**PASSAGE GIVEN:**

10 August 2006

Trip report: the Oregon Summer School 2006

From 11th July to 22nd July I had fun in a summer school. The focus was on language based techniques for concurrency. It was therefore full with programming languages people. They are a different species. They do not believe in specifications. They dream about type rules. They like abstract math. They feel physical pain when they see goto or pointer arithmetic.

This is the first summer school I attended: if you can, try it. You get to meet a bunch of cool people. You go to lectures, but, unlike the undergraduate lectures, you don't get bored. The pace was in fact too fast for me. If you are lucky you might even meet some guy who is an author of one of the best books you have ever read.

Let's review some of the presentations. Cormac Flanagan had three talks about slightly different subjects.

The first one was about a type system that ensures Java programs do not have data races. It does so by checking that a locking discipline is enforced: references (to potentially shared objects) have an associated lock that must be held whenever that reference is accessed. Every time someone can name a reference it must also be able to name the associated lock; the lock is part of the reference's type name What happens when you have two references pointing to the same object? We want locks to be associated with objects not references! Well, because they point to the same object they have the same type and therefore the same lock. The following is an annotated Java program.

public class Account {
    private int amount /*# guarded_by this */;
    private int reserve /*# guarded_by this */;
    
    synchronized boolean stash(int delta) {
        if (delta < 0) return false;
        if (amount < delta) return false;
        amount -= delta;
        reserve += delta;
    }
}

Now you have a flavor of what this type system might do for you. After seeing the above code you might scream (internally) ``but what about having external locks? being forced to name a lock is way to restrictive!''. They have a solution to this problem: types parametrized by values. Instead of an explanation I give an example.

**PROBLEM 1:** Reproduce the portion of the summer school trip report between "Trip report: the" and "have ever read.", inclusive.
**PROBLEM 2:** Continue the summer school trip report from the point at which it stops.

Saved entries
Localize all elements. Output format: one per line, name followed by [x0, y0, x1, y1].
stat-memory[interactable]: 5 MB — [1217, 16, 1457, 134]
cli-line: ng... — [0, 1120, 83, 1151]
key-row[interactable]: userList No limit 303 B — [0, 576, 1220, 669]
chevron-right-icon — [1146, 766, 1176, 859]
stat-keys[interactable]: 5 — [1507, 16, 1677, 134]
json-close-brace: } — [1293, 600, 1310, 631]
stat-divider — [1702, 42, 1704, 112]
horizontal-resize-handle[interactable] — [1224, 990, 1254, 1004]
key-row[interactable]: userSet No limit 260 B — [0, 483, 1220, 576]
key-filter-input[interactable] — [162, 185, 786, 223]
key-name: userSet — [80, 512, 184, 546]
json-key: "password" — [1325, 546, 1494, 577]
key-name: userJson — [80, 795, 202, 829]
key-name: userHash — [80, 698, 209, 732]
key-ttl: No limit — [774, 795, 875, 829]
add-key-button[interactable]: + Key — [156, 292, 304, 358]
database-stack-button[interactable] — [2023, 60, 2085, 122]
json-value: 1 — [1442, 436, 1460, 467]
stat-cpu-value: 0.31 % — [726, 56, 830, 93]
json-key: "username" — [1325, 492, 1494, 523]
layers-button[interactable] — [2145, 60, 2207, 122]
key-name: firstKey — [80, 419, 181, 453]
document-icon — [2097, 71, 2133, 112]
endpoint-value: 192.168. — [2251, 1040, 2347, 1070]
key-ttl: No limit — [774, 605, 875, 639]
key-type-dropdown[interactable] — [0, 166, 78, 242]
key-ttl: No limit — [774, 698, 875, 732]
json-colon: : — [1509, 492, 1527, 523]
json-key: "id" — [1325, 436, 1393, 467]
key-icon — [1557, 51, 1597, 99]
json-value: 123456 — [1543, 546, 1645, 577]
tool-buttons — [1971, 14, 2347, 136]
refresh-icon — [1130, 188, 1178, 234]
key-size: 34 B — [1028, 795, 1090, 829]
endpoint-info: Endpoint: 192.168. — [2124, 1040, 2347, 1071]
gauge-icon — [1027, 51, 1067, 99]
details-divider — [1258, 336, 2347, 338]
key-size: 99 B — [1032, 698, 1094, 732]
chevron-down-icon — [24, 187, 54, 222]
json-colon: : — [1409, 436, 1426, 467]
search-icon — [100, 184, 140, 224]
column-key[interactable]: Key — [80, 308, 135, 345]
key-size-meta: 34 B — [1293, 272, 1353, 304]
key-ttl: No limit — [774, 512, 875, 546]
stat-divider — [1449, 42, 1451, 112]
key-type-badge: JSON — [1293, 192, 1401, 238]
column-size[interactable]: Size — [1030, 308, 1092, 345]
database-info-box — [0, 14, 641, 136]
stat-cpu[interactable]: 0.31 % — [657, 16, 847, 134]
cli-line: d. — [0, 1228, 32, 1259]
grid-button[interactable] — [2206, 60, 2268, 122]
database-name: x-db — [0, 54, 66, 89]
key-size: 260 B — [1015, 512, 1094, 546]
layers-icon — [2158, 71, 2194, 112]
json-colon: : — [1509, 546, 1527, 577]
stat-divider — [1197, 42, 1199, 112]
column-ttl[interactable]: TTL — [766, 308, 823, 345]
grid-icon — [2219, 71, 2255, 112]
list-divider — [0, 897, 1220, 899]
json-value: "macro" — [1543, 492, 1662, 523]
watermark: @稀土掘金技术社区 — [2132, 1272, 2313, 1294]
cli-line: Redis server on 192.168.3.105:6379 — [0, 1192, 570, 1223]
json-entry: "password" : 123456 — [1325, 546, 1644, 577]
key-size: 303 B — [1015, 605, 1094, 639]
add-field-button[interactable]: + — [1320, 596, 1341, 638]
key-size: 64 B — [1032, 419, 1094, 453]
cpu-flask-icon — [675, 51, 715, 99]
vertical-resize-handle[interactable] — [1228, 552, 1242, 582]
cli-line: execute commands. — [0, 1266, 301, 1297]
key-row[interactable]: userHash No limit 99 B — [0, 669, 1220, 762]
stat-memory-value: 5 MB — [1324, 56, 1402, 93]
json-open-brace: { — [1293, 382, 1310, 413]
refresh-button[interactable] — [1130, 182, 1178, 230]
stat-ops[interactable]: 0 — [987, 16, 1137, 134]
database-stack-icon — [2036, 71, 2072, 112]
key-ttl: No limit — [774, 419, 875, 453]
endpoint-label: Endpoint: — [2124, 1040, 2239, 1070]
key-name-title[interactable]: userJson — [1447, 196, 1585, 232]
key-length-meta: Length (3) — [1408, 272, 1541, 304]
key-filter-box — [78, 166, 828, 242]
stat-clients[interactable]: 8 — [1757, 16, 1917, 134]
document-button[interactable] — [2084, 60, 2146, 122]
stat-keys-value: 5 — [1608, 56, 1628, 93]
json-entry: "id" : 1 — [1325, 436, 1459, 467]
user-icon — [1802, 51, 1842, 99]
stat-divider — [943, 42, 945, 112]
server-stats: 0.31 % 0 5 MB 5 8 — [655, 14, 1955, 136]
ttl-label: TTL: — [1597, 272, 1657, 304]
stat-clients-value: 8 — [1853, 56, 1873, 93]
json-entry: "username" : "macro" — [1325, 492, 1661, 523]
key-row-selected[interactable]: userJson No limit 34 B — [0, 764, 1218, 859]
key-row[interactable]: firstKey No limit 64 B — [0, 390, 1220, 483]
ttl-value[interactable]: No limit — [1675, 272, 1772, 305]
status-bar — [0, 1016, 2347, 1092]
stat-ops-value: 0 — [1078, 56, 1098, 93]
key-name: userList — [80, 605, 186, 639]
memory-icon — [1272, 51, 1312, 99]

**TASK ANSWER 1:**
Trip report: the Oregon Summer School 2006

From 11th July to 22nd July I had fun in a summer school. The focus was on language based techniques for concurrency. It was therefore full with programming languages people. They are a different species. They do not believe in specifications. They dream about type rules. They like abstract math. They feel physical pain when they see goto or pointer arithmetic.

This is the first summer school I attended: if you can, try it. You get to meet a bunch of cool people. You go to lectures, but, unlike the undergraduate lectures, you don't get bored. The pace was in fact too fast for me. If you are lucky you might even meet some guy who is an author of one of the best books you have ever read.

**TASK ANSWER 2:**
public class Node /*# { ghost Object lock } */ {
    public Data data /*# guarded_by lock */;
    public Node next;
}

One rather important detail I didn't mention is that locks must be final (so this can always be used). For further details see their TOPLAS article. Trivia: Cormac was an undergraduate at UCD where I am now, and I am working on reviving the implementation of this type system and incorporating it into a verification environment. It is worth noticing Boyapati's work who designed a more expressive type system for detecting concurrency bugs by allowing more protection mechanisms and deferring their specification from class definition to object instantiation. Unfortunately, his SafeJava implementation is unavailable.

Jeff Foster did something similar for C. The core of his presentation was on how to do ML-style type inference in order to deduce may alias sets for pointers, must alias sets for locks, and lock-sets for pointers. Since they analyze C they have to wave their hands when the programmer does pointer arithmetic (which is what happens for array accesses). Still, the result seems to be usable (although I have not tried it). I highly recommend listening to Jeff talking (about type inference, in particular): I felt the pleasure of understanding advanced material.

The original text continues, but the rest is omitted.